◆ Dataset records
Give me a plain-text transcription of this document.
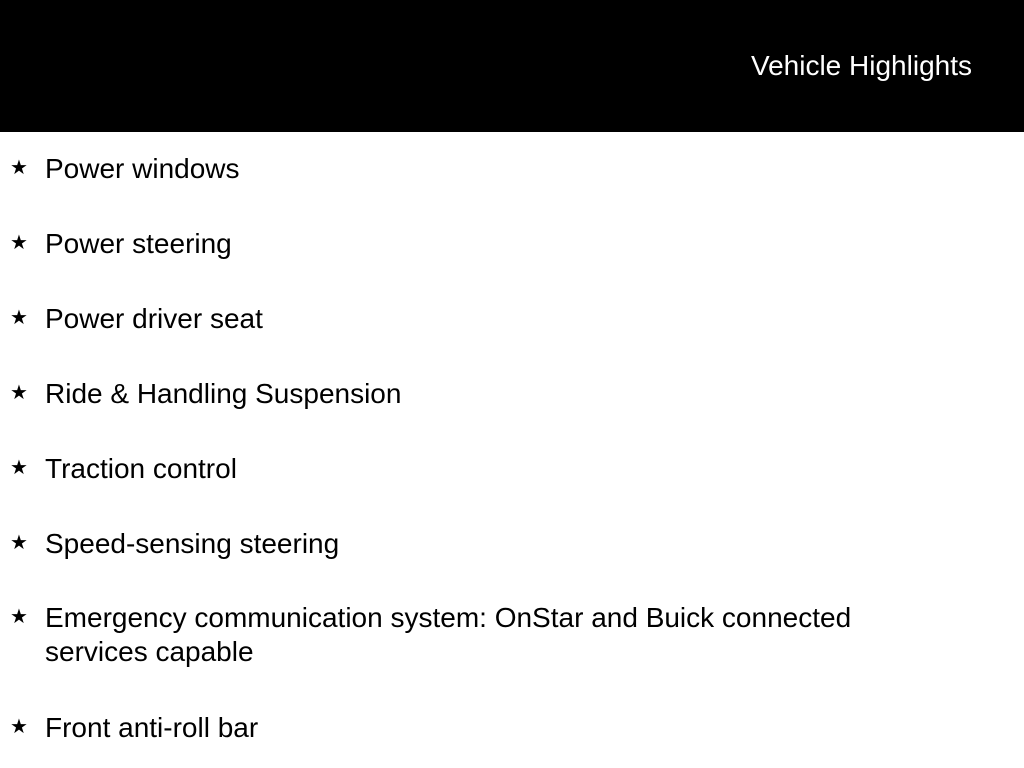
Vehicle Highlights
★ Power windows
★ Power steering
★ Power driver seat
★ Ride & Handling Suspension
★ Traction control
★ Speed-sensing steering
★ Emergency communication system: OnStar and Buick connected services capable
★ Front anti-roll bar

◆ Prompt
Write the records above out again exactly, with no pictures in your copy.

◆ Output for this exercise
Give me a plain-text transcription of this document.
Vehicle Highlights
★ Power windows
★ Power steering
★ Power driver seat
★ Ride & Handling Suspension
★ Traction control
★ Speed-sensing steering
★ Emergency communication system: OnStar and Buick connected services capable
★ Front anti-roll bar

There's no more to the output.